**What you have to do:**
Show, in full, each line of the data that contains "individuals".

** start Data lines **

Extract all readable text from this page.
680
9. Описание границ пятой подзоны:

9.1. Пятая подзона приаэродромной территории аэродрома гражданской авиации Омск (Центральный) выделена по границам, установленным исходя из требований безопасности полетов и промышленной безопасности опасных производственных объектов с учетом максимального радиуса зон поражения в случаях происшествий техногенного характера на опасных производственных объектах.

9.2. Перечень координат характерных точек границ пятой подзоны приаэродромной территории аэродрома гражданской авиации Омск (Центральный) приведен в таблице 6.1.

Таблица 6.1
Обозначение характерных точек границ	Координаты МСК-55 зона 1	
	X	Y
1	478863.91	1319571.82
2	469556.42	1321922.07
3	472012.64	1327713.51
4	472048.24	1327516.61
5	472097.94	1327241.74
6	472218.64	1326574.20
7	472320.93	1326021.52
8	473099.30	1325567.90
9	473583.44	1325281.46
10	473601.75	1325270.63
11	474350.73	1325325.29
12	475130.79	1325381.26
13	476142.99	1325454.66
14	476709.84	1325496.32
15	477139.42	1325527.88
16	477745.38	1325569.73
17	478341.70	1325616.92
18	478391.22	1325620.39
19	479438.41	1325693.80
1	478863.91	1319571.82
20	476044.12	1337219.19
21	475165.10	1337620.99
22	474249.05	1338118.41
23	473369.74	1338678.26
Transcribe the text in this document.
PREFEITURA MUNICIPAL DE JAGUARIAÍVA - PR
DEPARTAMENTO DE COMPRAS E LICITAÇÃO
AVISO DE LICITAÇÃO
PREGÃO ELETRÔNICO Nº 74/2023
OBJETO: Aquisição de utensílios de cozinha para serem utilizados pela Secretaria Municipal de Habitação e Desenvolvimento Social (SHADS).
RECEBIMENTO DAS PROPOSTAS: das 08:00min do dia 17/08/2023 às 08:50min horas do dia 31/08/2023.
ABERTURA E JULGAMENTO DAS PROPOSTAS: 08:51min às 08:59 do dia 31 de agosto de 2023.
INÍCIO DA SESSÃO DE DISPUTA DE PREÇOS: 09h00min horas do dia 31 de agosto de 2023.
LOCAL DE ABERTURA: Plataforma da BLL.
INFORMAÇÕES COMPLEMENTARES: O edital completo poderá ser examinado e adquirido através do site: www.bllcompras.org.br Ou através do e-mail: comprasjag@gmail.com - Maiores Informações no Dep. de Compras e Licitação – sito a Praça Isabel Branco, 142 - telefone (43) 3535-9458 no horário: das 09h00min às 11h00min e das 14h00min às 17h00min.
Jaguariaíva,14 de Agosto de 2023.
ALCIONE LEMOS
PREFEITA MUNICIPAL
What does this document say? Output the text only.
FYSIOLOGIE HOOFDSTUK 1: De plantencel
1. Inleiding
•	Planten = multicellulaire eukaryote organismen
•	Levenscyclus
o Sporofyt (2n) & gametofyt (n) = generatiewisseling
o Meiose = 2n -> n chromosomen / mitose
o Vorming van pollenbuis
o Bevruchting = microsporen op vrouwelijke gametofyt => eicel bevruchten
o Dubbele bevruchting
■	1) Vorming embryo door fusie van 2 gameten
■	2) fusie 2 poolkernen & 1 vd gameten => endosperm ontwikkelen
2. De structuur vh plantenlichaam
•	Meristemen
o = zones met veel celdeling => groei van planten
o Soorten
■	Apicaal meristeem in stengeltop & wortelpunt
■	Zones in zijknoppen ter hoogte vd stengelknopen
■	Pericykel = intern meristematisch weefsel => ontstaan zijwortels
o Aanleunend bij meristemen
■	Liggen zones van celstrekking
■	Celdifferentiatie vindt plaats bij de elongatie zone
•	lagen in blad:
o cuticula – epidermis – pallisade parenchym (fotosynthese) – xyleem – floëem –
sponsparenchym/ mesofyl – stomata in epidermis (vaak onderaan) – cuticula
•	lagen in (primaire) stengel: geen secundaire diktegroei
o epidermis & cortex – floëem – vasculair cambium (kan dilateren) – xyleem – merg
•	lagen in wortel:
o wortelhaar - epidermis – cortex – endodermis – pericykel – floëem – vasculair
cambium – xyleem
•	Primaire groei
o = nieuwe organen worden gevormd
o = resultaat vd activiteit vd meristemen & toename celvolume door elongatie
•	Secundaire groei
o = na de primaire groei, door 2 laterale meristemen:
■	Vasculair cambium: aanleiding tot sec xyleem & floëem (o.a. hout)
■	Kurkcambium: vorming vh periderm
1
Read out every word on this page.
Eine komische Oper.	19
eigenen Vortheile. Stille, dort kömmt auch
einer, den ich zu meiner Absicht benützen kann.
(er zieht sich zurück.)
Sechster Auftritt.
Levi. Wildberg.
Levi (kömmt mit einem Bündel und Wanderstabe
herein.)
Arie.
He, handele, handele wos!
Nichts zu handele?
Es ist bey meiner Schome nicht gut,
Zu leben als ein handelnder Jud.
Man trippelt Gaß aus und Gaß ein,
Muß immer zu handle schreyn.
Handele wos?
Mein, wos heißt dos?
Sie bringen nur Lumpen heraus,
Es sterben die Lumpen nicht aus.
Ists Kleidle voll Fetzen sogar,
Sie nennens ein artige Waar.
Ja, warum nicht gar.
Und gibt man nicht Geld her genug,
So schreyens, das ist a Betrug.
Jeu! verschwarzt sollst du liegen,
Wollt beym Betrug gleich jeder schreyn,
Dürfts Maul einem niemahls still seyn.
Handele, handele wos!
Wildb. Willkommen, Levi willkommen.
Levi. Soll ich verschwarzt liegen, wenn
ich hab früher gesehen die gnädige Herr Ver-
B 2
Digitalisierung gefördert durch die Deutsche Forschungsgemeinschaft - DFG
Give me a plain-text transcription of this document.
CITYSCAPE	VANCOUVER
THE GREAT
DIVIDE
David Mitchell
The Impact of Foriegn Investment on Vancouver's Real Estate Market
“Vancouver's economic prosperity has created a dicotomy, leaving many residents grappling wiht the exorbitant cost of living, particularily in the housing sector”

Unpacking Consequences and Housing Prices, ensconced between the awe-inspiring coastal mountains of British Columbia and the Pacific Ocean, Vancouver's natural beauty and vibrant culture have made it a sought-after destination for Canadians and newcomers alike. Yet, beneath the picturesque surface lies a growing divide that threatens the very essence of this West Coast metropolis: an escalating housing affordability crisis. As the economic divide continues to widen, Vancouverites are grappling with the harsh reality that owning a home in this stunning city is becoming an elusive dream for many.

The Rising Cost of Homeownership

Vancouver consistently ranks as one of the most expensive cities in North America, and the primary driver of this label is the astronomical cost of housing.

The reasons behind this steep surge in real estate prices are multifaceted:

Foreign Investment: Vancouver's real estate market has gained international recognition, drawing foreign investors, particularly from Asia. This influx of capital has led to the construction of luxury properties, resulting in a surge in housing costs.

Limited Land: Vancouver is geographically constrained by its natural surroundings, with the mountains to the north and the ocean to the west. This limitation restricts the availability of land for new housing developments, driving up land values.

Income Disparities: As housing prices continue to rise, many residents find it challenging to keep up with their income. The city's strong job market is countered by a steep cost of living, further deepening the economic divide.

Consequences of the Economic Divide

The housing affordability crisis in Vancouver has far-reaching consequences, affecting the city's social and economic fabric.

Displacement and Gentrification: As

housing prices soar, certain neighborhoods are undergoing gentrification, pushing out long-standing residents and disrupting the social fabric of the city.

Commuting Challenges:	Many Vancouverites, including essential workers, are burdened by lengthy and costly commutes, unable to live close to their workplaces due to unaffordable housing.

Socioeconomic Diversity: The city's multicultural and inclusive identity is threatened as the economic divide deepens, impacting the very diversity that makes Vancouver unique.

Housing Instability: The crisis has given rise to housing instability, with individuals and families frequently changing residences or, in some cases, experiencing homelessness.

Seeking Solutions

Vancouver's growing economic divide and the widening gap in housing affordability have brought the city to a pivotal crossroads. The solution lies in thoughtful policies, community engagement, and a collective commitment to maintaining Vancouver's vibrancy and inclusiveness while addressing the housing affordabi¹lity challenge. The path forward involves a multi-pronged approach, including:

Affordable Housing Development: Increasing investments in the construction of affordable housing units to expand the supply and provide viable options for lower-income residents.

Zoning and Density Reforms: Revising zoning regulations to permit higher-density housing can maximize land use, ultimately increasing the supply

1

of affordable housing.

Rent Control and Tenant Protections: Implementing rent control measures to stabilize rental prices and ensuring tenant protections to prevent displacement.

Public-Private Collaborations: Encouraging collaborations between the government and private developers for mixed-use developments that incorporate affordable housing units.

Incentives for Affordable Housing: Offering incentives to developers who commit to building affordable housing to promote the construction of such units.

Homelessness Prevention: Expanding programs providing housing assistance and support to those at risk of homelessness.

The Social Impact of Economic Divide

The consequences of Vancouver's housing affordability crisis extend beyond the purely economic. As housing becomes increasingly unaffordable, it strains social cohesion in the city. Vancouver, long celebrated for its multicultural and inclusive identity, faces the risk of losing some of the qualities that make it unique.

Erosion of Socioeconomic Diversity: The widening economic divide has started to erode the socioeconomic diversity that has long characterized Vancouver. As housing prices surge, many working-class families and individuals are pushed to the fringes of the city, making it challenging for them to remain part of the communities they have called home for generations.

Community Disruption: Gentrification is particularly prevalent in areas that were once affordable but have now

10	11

** end Data lines **

**Correct result:**
Housing Instability: The crisis has given rise to housing instability, with individuals and families frequently changing residences or, in some cases, experiencing homelessness.
Erosion of Socioeconomic Diversity: The widening economic divide has started to erode the socioeconomic diversity that has long characterized Vancouver. As housing prices surge, many working-class families and individuals are pushed to the fringes of the city, making it challenging for them to remain part of the communities they have called home for generations.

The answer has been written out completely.